Without including any pictures, write out the listing below exactly.

**********

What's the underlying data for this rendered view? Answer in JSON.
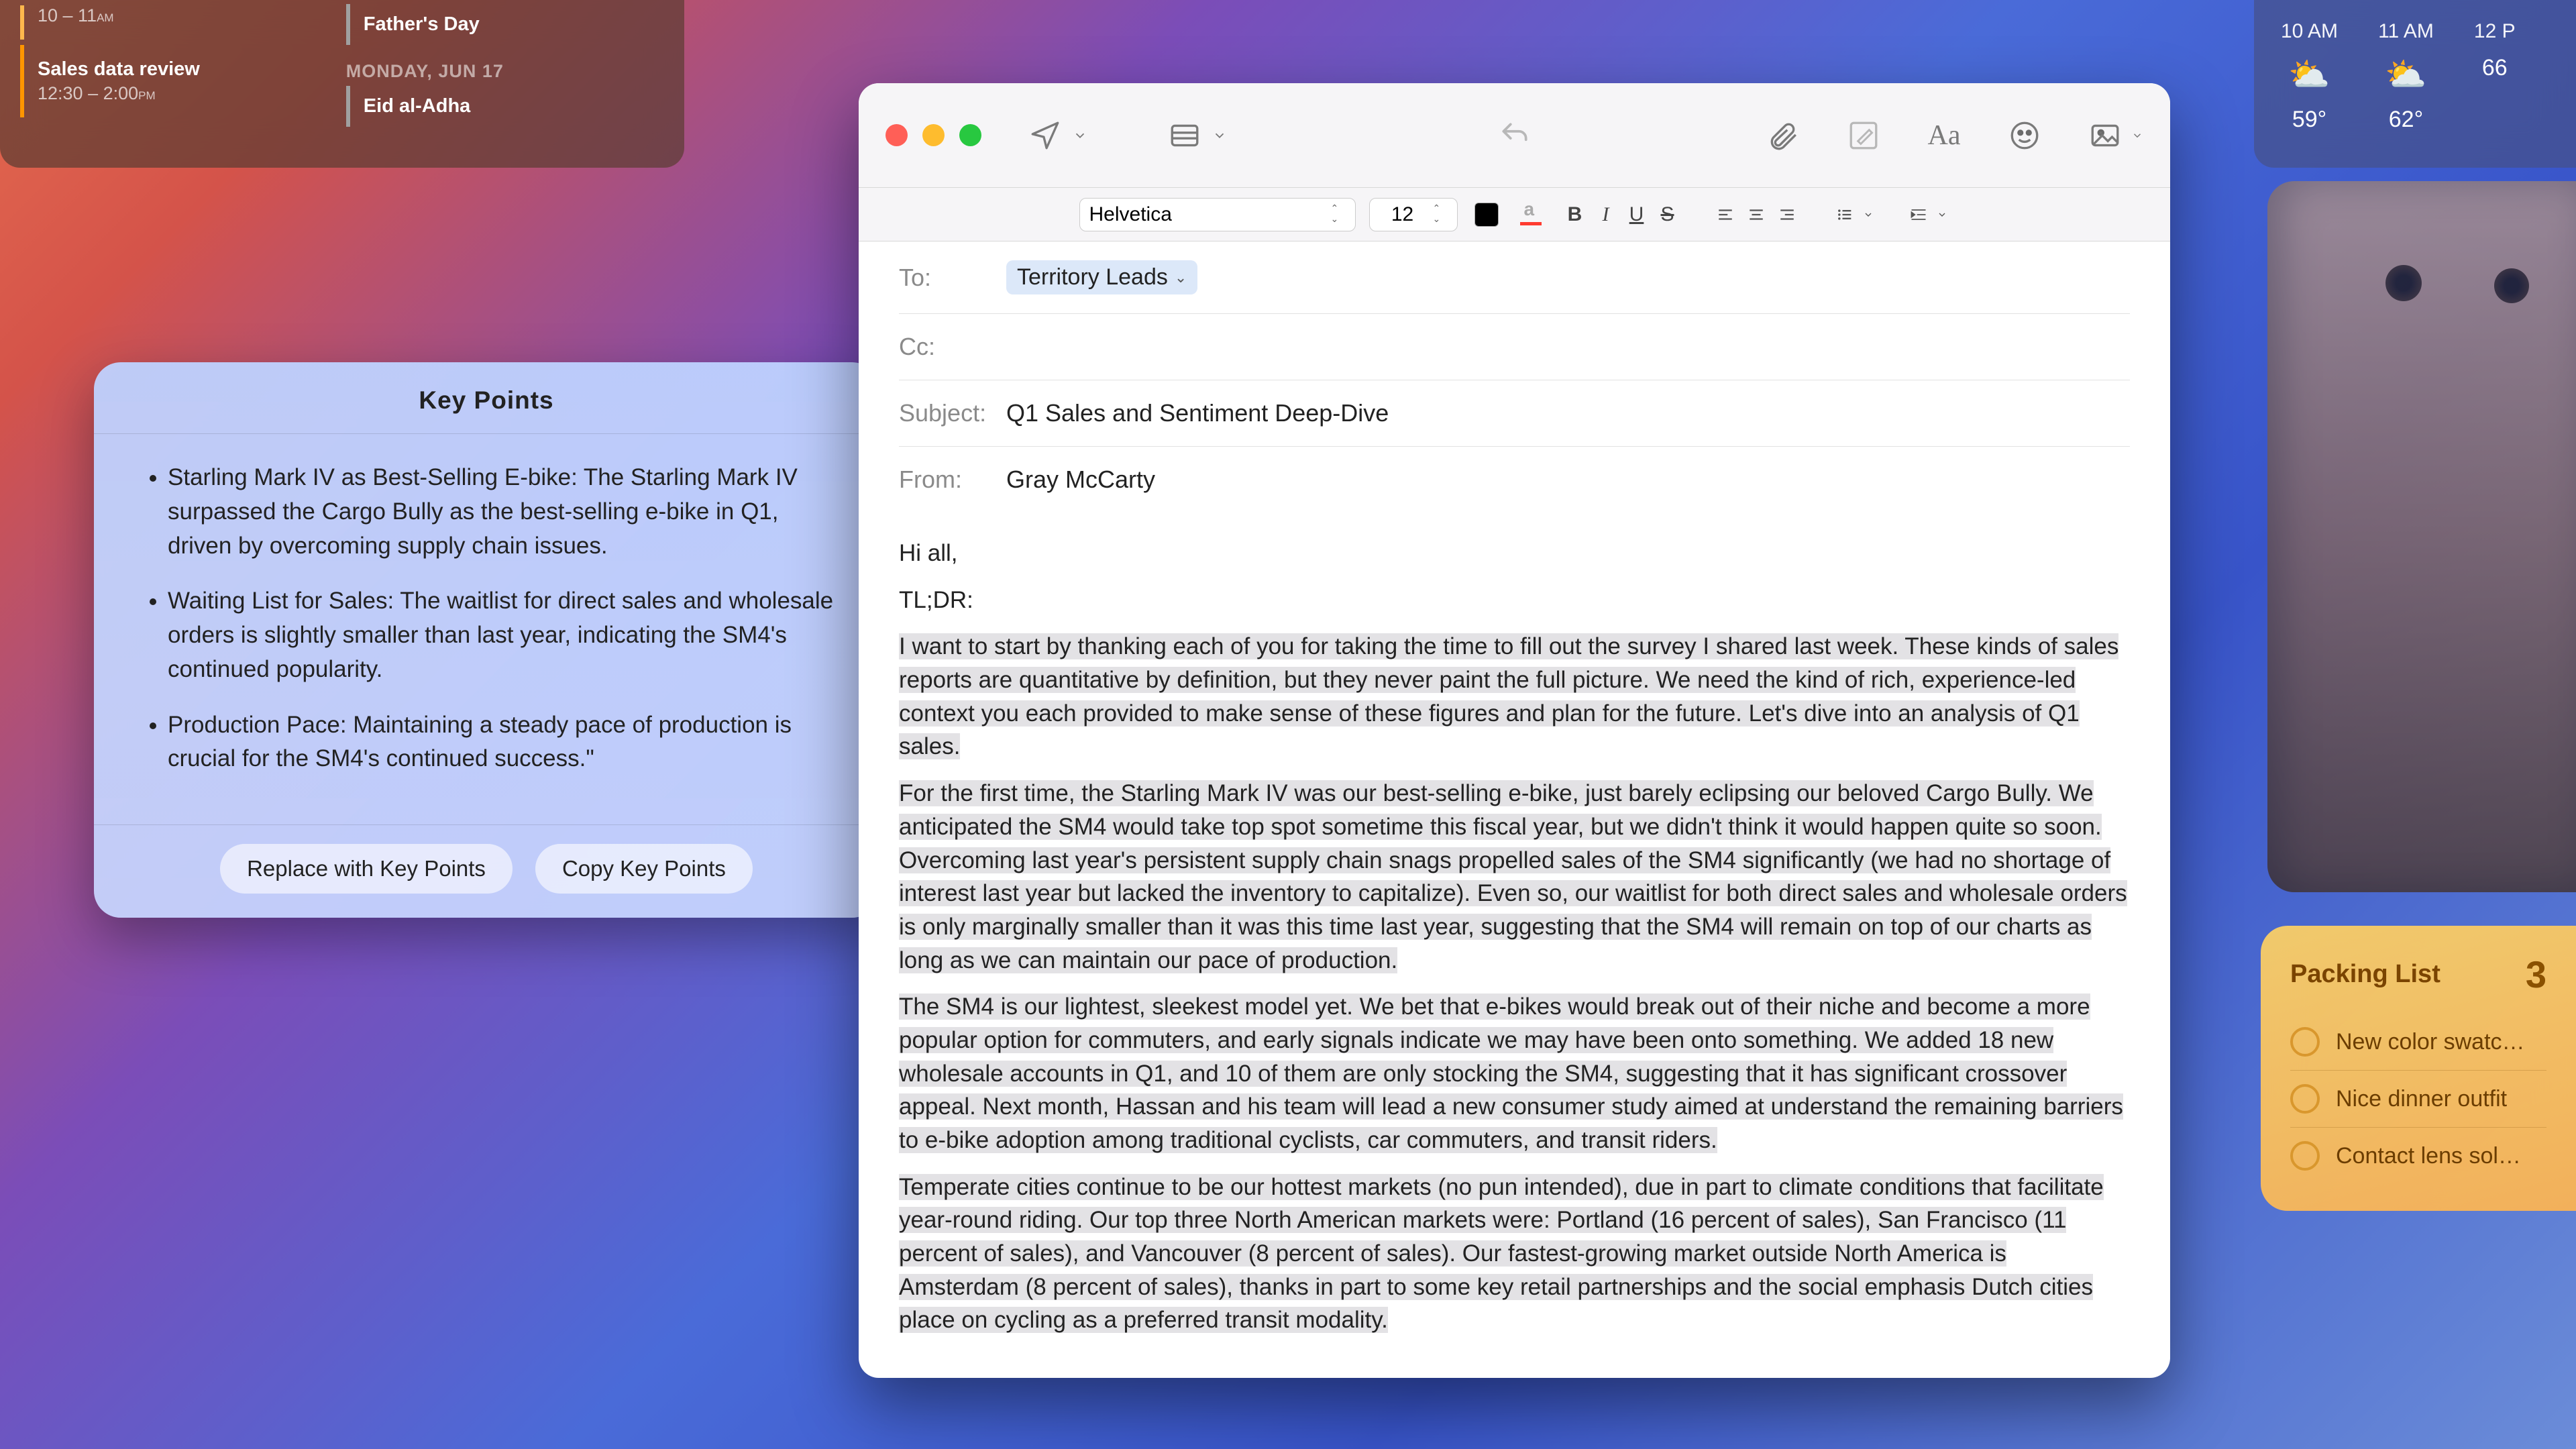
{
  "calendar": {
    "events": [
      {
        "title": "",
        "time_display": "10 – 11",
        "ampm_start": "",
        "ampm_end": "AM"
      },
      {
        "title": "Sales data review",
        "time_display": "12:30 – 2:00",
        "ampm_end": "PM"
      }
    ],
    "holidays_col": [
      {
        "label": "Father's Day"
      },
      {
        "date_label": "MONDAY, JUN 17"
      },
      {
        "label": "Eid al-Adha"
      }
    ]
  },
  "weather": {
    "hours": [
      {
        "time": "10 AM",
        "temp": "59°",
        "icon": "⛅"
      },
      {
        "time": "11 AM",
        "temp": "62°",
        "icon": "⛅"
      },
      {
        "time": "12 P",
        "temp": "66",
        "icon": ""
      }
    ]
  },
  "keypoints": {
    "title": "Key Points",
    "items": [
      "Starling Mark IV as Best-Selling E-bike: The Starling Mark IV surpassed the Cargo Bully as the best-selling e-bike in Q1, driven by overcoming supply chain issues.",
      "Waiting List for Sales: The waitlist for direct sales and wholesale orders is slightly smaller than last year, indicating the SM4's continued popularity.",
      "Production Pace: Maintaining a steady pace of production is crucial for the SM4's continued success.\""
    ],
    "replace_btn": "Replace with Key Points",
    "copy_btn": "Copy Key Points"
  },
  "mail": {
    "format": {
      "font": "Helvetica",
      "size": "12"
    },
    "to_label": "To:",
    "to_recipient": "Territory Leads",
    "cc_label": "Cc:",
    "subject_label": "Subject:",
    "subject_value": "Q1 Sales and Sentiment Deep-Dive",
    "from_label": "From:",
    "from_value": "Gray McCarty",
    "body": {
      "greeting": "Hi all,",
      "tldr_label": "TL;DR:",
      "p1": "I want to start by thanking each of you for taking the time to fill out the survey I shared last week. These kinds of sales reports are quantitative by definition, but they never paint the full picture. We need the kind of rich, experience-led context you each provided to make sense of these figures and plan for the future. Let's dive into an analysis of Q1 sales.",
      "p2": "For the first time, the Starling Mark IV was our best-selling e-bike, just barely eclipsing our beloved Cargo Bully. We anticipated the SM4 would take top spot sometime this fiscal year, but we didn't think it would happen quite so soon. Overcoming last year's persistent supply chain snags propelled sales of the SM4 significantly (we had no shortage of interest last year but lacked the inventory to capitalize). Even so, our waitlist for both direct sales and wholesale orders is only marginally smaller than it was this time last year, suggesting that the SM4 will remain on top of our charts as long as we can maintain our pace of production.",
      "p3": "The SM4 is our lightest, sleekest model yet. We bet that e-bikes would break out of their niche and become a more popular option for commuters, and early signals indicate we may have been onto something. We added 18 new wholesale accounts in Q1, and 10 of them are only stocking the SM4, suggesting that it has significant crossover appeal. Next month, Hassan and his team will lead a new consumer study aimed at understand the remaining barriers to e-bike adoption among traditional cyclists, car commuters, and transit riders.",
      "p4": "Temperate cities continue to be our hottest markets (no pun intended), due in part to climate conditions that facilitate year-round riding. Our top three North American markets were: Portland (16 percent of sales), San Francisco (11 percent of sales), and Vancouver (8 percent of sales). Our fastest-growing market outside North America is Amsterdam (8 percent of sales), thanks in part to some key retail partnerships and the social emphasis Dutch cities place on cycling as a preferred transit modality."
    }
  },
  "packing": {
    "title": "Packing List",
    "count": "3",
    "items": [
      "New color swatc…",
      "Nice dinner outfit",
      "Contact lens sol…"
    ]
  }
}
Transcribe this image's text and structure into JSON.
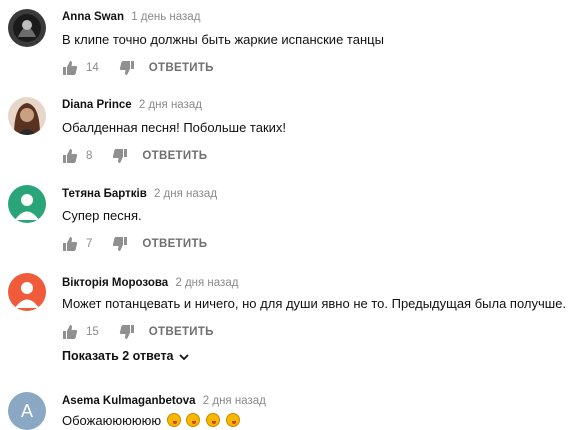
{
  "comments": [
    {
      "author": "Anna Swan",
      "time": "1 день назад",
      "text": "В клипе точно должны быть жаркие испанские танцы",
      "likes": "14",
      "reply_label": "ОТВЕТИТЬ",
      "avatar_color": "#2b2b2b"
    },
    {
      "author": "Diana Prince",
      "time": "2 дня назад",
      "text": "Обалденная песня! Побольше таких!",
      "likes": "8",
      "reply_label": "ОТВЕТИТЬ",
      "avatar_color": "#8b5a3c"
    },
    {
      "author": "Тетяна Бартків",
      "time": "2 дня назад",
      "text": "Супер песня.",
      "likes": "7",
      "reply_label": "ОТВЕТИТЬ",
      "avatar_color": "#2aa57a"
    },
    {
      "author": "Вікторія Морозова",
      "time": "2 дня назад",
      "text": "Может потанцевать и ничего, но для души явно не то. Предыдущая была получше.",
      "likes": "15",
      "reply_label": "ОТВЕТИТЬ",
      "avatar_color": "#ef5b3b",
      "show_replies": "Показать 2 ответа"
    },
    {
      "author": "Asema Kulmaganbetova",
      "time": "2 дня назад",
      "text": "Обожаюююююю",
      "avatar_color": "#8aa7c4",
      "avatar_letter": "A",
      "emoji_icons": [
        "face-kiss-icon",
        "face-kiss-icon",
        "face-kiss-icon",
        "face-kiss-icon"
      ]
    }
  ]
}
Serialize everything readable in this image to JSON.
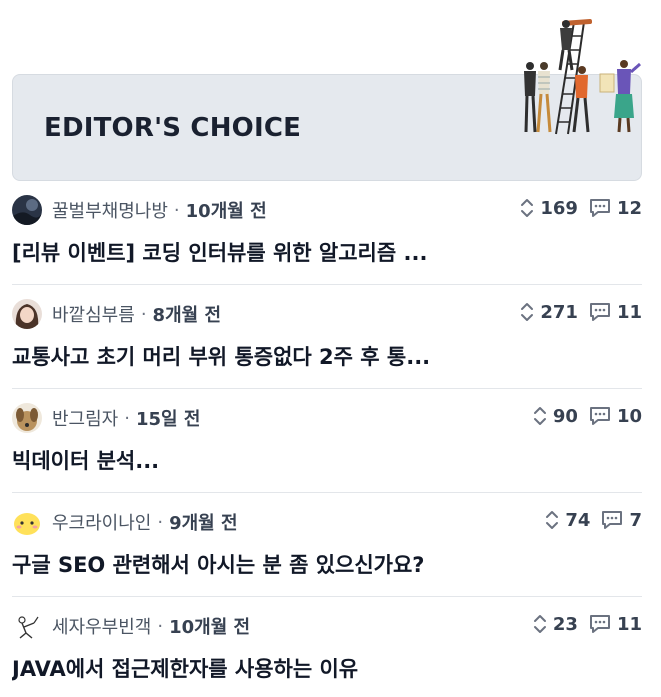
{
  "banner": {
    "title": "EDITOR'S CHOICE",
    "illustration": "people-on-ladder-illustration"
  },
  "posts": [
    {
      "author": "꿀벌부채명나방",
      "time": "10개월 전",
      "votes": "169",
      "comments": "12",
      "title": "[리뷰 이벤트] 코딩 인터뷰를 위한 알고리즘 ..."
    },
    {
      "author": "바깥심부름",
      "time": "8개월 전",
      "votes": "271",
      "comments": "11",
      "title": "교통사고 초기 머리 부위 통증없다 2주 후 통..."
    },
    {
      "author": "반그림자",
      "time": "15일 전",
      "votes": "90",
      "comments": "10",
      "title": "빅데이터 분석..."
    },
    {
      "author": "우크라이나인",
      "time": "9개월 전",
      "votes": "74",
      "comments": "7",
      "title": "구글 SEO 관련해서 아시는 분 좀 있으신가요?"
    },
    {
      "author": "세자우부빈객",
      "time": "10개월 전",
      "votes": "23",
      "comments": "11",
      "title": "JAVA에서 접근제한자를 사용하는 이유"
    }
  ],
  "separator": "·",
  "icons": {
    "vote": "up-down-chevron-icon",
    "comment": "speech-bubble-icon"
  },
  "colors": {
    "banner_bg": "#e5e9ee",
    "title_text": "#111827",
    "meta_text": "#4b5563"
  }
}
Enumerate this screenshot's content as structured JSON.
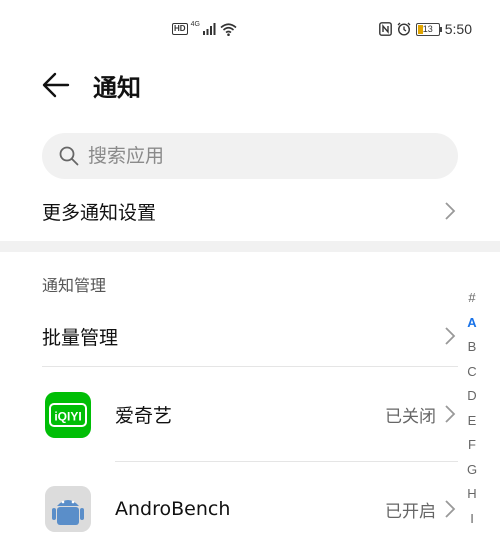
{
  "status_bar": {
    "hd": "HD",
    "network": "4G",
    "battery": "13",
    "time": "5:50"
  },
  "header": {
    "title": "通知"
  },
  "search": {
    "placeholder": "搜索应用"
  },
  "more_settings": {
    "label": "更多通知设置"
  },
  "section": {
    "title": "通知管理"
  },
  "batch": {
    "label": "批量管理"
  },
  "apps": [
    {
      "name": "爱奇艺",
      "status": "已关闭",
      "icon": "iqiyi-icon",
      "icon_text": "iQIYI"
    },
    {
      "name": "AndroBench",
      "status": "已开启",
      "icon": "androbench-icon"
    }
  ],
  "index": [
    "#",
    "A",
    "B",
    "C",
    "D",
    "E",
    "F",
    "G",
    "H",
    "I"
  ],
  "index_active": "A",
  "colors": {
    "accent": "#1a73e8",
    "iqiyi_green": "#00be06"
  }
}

**********

### Written response
What's the underlying data for this rendered view? Answer in JSON.
{
  "calendar": {
    "events": [
      {
        "title": "",
        "time_display": "10 – 11",
        "ampm_start": "",
        "ampm_end": "AM"
      },
      {
        "title": "Sales data review",
        "time_display": "12:30 – 2:00",
        "ampm_end": "PM"
      }
    ],
    "holidays_col": [
      {
        "label": "Father's Day"
      },
      {
        "date_label": "MONDAY, JUN 17"
      },
      {
        "label": "Eid al-Adha"
      }
    ]
  },
  "weather": {
    "hours": [
      {
        "time": "10 AM",
        "temp": "59°",
        "icon": "⛅"
      },
      {
        "time": "11 AM",
        "temp": "62°",
        "icon": "⛅"
      },
      {
        "time": "12 P",
        "temp": "66",
        "icon": ""
      }
    ]
  },
  "keypoints": {
    "title": "Key Points",
    "items": [
      "Starling Mark IV as Best-Selling E-bike: The Starling Mark IV surpassed the Cargo Bully as the best-selling e-bike in Q1, driven by overcoming supply chain issues.",
      "Waiting List for Sales: The waitlist for direct sales and wholesale orders is slightly smaller than last year, indicating the SM4's continued popularity.",
      "Production Pace: Maintaining a steady pace of production is crucial for the SM4's continued success.\""
    ],
    "replace_btn": "Replace with Key Points",
    "copy_btn": "Copy Key Points"
  },
  "mail": {
    "format": {
      "font": "Helvetica",
      "size": "12"
    },
    "to_label": "To:",
    "to_recipient": "Territory Leads",
    "cc_label": "Cc:",
    "subject_label": "Subject:",
    "subject_value": "Q1 Sales and Sentiment Deep-Dive",
    "from_label": "From:",
    "from_value": "Gray McCarty",
    "body": {
      "greeting": "Hi all,",
      "tldr_label": "TL;DR:",
      "p1": "I want to start by thanking each of you for taking the time to fill out the survey I shared last week. These kinds of sales reports are quantitative by definition, but they never paint the full picture. We need the kind of rich, experience-led context you each provided to make sense of these figures and plan for the future. Let's dive into an analysis of Q1 sales.",
      "p2": "For the first time, the Starling Mark IV was our best-selling e-bike, just barely eclipsing our beloved Cargo Bully. We anticipated the SM4 would take top spot sometime this fiscal year, but we didn't think it would happen quite so soon. Overcoming last year's persistent supply chain snags propelled sales of the SM4 significantly (we had no shortage of interest last year but lacked the inventory to capitalize). Even so, our waitlist for both direct sales and wholesale orders is only marginally smaller than it was this time last year, suggesting that the SM4 will remain on top of our charts as long as we can maintain our pace of production.",
      "p3": "The SM4 is our lightest, sleekest model yet. We bet that e-bikes would break out of their niche and become a more popular option for commuters, and early signals indicate we may have been onto something. We added 18 new wholesale accounts in Q1, and 10 of them are only stocking the SM4, suggesting that it has significant crossover appeal. Next month, Hassan and his team will lead a new consumer study aimed at understand the remaining barriers to e-bike adoption among traditional cyclists, car commuters, and transit riders.",
      "p4": "Temperate cities continue to be our hottest markets (no pun intended), due in part to climate conditions that facilitate year-round riding. Our top three North American markets were: Portland (16 percent of sales), San Francisco (11 percent of sales), and Vancouver (8 percent of sales). Our fastest-growing market outside North America is Amsterdam (8 percent of sales), thanks in part to some key retail partnerships and the social emphasis Dutch cities place on cycling as a preferred transit modality."
    }
  },
  "packing": {
    "title": "Packing List",
    "count": "3",
    "items": [
      "New color swatc…",
      "Nice dinner outfit",
      "Contact lens sol…"
    ]
  }
}
Transcribe this image's text and structure into JSON.
{
  "comments": [
    {
      "author": "Anna Swan",
      "time": "1 день назад",
      "text": "В клипе точно должны быть жаркие испанские танцы",
      "likes": "14",
      "reply_label": "ОТВЕТИТЬ",
      "avatar_color": "#2b2b2b"
    },
    {
      "author": "Diana Prince",
      "time": "2 дня назад",
      "text": "Обалденная песня! Побольше таких!",
      "likes": "8",
      "reply_label": "ОТВЕТИТЬ",
      "avatar_color": "#8b5a3c"
    },
    {
      "author": "Тетяна Бартків",
      "time": "2 дня назад",
      "text": "Супер песня.",
      "likes": "7",
      "reply_label": "ОТВЕТИТЬ",
      "avatar_color": "#2aa57a"
    },
    {
      "author": "Вікторія Морозова",
      "time": "2 дня назад",
      "text": "Может потанцевать и ничего, но для души явно не то. Предыдущая была получше.",
      "likes": "15",
      "reply_label": "ОТВЕТИТЬ",
      "avatar_color": "#ef5b3b",
      "show_replies": "Показать 2 ответа"
    },
    {
      "author": "Asema Kulmaganbetova",
      "time": "2 дня назад",
      "text": "Обожаюююююю",
      "avatar_color": "#8aa7c4",
      "avatar_letter": "A",
      "emoji_icons": [
        "face-kiss-icon",
        "face-kiss-icon",
        "face-kiss-icon",
        "face-kiss-icon"
      ]
    }
  ]
}
Serialize everything readable in this image to JSON.
{
  "banner": {
    "title": "EDITOR'S CHOICE",
    "illustration": "people-on-ladder-illustration"
  },
  "posts": [
    {
      "author": "꿀벌부채명나방",
      "time": "10개월 전",
      "votes": "169",
      "comments": "12",
      "title": "[리뷰 이벤트] 코딩 인터뷰를 위한 알고리즘 ..."
    },
    {
      "author": "바깥심부름",
      "time": "8개월 전",
      "votes": "271",
      "comments": "11",
      "title": "교통사고 초기 머리 부위 통증없다 2주 후 통..."
    },
    {
      "author": "반그림자",
      "time": "15일 전",
      "votes": "90",
      "comments": "10",
      "title": "빅데이터 분석..."
    },
    {
      "author": "우크라이나인",
      "time": "9개월 전",
      "votes": "74",
      "comments": "7",
      "title": "구글 SEO 관련해서 아시는 분 좀 있으신가요?"
    },
    {
      "author": "세자우부빈객",
      "time": "10개월 전",
      "votes": "23",
      "comments": "11",
      "title": "JAVA에서 접근제한자를 사용하는 이유"
    }
  ],
  "separator": "·",
  "icons": {
    "vote": "up-down-chevron-icon",
    "comment": "speech-bubble-icon"
  },
  "colors": {
    "banner_bg": "#e5e9ee",
    "title_text": "#111827",
    "meta_text": "#4b5563"
  }
}
Enumerate this screenshot's content as structured JSON.
{
  "status_bar": {
    "hd": "HD",
    "network": "4G",
    "battery": "13",
    "time": "5:50"
  },
  "header": {
    "title": "通知"
  },
  "search": {
    "placeholder": "搜索应用"
  },
  "more_settings": {
    "label": "更多通知设置"
  },
  "section": {
    "title": "通知管理"
  },
  "batch": {
    "label": "批量管理"
  },
  "apps": [
    {
      "name": "爱奇艺",
      "status": "已关闭",
      "icon": "iqiyi-icon",
      "icon_text": "iQIYI"
    },
    {
      "name": "AndroBench",
      "status": "已开启",
      "icon": "androbench-icon"
    }
  ],
  "index": [
    "#",
    "A",
    "B",
    "C",
    "D",
    "E",
    "F",
    "G",
    "H",
    "I"
  ],
  "index_active": "A",
  "colors": {
    "accent": "#1a73e8",
    "iqiyi_green": "#00be06"
  }
}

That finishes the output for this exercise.